INFORMATION SHOWN:
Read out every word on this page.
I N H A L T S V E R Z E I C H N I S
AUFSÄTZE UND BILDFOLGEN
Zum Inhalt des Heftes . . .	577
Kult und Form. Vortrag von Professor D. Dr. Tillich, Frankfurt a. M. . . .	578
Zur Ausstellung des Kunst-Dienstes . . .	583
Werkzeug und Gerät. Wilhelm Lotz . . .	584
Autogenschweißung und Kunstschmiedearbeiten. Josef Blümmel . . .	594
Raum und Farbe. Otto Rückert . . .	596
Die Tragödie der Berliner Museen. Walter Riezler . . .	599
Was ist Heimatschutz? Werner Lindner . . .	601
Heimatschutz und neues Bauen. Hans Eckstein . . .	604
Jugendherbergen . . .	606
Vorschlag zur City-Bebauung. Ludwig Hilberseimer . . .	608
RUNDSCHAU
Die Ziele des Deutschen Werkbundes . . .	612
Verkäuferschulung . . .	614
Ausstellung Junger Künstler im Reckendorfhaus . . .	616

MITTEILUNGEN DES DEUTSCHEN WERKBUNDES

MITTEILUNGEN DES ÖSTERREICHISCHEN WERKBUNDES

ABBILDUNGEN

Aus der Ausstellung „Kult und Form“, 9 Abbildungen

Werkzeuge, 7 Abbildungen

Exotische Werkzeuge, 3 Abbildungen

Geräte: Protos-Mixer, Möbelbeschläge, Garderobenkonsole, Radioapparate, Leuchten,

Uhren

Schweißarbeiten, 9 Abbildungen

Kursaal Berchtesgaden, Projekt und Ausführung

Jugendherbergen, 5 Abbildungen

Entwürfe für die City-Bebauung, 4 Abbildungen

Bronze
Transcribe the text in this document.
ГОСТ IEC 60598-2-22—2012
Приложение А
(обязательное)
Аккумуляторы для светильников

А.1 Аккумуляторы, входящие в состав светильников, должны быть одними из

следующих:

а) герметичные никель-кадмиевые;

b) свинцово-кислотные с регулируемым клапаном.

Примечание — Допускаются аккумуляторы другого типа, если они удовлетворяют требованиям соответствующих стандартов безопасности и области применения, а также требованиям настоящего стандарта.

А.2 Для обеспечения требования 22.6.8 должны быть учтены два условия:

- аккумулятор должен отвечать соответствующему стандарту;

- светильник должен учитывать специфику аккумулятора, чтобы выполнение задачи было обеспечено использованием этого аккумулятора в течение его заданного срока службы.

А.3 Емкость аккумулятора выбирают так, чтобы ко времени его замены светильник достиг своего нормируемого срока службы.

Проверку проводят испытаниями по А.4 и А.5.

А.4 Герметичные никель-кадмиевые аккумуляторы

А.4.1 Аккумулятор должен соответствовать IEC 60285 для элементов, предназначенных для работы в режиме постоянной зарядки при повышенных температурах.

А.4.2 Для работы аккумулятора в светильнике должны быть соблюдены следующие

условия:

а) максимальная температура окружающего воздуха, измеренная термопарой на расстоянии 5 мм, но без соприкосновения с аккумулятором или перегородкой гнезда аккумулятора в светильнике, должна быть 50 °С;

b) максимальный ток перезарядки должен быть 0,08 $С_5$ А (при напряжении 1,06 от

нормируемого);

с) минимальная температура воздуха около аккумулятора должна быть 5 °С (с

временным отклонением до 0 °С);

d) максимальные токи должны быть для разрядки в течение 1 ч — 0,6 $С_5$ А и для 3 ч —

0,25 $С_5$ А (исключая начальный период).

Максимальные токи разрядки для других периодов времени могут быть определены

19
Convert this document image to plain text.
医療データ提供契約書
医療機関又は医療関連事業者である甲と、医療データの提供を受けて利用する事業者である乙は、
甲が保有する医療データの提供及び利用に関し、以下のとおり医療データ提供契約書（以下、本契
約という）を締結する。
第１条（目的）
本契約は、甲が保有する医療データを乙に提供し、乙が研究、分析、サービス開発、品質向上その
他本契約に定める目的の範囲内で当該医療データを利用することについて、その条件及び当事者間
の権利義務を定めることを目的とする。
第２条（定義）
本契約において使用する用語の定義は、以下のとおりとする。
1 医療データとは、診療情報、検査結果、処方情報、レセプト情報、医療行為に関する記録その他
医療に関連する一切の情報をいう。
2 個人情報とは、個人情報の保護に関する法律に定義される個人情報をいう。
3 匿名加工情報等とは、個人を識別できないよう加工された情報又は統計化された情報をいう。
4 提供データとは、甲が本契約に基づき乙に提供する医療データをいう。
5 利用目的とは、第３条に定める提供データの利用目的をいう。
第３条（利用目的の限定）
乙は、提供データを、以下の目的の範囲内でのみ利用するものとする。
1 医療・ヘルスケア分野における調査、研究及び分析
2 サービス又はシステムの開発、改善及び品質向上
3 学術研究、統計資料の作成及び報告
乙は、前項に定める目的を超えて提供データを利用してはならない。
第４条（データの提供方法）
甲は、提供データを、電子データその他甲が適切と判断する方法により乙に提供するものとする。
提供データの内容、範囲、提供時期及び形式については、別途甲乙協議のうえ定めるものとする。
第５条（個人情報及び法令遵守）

EXERCISE REQUIREMENTS:
Exactly reproduce every line of the data above.

SOLUTION FOR THIS TASK:
Read out every word on this page.
I N H A L T S V E R Z E I C H N I S
AUFSÄTZE UND BILDFOLGEN
Zum Inhalt des Heftes . . .	577
Kult und Form. Vortrag von Professor D. Dr. Tillich, Frankfurt a. M. . . .	578
Zur Ausstellung des Kunst-Dienstes . . .	583
Werkzeug und Gerät. Wilhelm Lotz . . .	584
Autogenschweißung und Kunstschmiedearbeiten. Josef Blümmel . . .	594
Raum und Farbe. Otto Rückert . . .	596
Die Tragödie der Berliner Museen. Walter Riezler . . .	599
Was ist Heimatschutz? Werner Lindner . . .	601
Heimatschutz und neues Bauen. Hans Eckstein . . .	604
Jugendherbergen . . .	606
Vorschlag zur City-Bebauung. Ludwig Hilberseimer . . .	608
RUNDSCHAU
Die Ziele des Deutschen Werkbundes . . .	612
Verkäuferschulung . . .	614
Ausstellung Junger Künstler im Reckendorfhaus . . .	616

MITTEILUNGEN DES DEUTSCHEN WERKBUNDES

MITTEILUNGEN DES ÖSTERREICHISCHEN WERKBUNDES

ABBILDUNGEN

Aus der Ausstellung „Kult und Form“, 9 Abbildungen

Werkzeuge, 7 Abbildungen

Exotische Werkzeuge, 3 Abbildungen

Geräte: Protos-Mixer, Möbelbeschläge, Garderobenkonsole, Radioapparate, Leuchten,

Uhren

Schweißarbeiten, 9 Abbildungen

Kursaal Berchtesgaden, Projekt und Ausführung

Jugendherbergen, 5 Abbildungen

Entwürfe für die City-Bebauung, 4 Abbildungen

Bronze
Transcribe the text in this document.
ГОСТ IEC 60598-2-22—2012
Приложение А
(обязательное)
Аккумуляторы для светильников

А.1 Аккумуляторы, входящие в состав светильников, должны быть одними из

следующих:

а) герметичные никель-кадмиевые;

b) свинцово-кислотные с регулируемым клапаном.

Примечание — Допускаются аккумуляторы другого типа, если они удовлетворяют требованиям соответствующих стандартов безопасности и области применения, а также требованиям настоящего стандарта.

А.2 Для обеспечения требования 22.6.8 должны быть учтены два условия:

- аккумулятор должен отвечать соответствующему стандарту;

- светильник должен учитывать специфику аккумулятора, чтобы выполнение задачи было обеспечено использованием этого аккумулятора в течение его заданного срока службы.

А.3 Емкость аккумулятора выбирают так, чтобы ко времени его замены светильник достиг своего нормируемого срока службы.

Проверку проводят испытаниями по А.4 и А.5.

А.4 Герметичные никель-кадмиевые аккумуляторы

А.4.1 Аккумулятор должен соответствовать IEC 60285 для элементов, предназначенных для работы в режиме постоянной зарядки при повышенных температурах.

А.4.2 Для работы аккумулятора в светильнике должны быть соблюдены следующие

условия:

а) максимальная температура окружающего воздуха, измеренная термопарой на расстоянии 5 мм, но без соприкосновения с аккумулятором или перегородкой гнезда аккумулятора в светильнике, должна быть 50 °С;

b) максимальный ток перезарядки должен быть 0,08 $С_5$ А (при напряжении 1,06 от

нормируемого);

с) минимальная температура воздуха около аккумулятора должна быть 5 °С (с

временным отклонением до 0 °С);

d) максимальные токи должны быть для разрядки в течение 1 ч — 0,6 $С_5$ А и для 3 ч —

0,25 $С_5$ А (исключая начальный период).

Максимальные токи разрядки для других периодов времени могут быть определены

19
Convert this document image to plain text.
医療データ提供契約書
医療機関又は医療関連事業者である甲と、医療データの提供を受けて利用する事業者である乙は、
甲が保有する医療データの提供及び利用に関し、以下のとおり医療データ提供契約書（以下、本契
約という）を締結する。
第１条（目的）
本契約は、甲が保有する医療データを乙に提供し、乙が研究、分析、サービス開発、品質向上その
他本契約に定める目的の範囲内で当該医療データを利用することについて、その条件及び当事者間
の権利義務を定めることを目的とする。
第２条（定義）
本契約において使用する用語の定義は、以下のとおりとする。
1 医療データとは、診療情報、検査結果、処方情報、レセプト情報、医療行為に関する記録その他
医療に関連する一切の情報をいう。
2 個人情報とは、個人情報の保護に関する法律に定義される個人情報をいう。
3 匿名加工情報等とは、個人を識別できないよう加工された情報又は統計化された情報をいう。
4 提供データとは、甲が本契約に基づき乙に提供する医療データをいう。
5 利用目的とは、第３条に定める提供データの利用目的をいう。
第３条（利用目的の限定）
乙は、提供データを、以下の目的の範囲内でのみ利用するものとする。
1 医療・ヘルスケア分野における調査、研究及び分析
2 サービス又はシステムの開発、改善及び品質向上
3 学術研究、統計資料の作成及び報告
乙は、前項に定める目的を超えて提供データを利用してはならない。
第４条（データの提供方法）
甲は、提供データを、電子データその他甲が適切と判断する方法により乙に提供するものとする。
提供データの内容、範囲、提供時期及び形式については、別途甲乙協議のうえ定めるものとする。
第５条（個人情報及び法令遵守）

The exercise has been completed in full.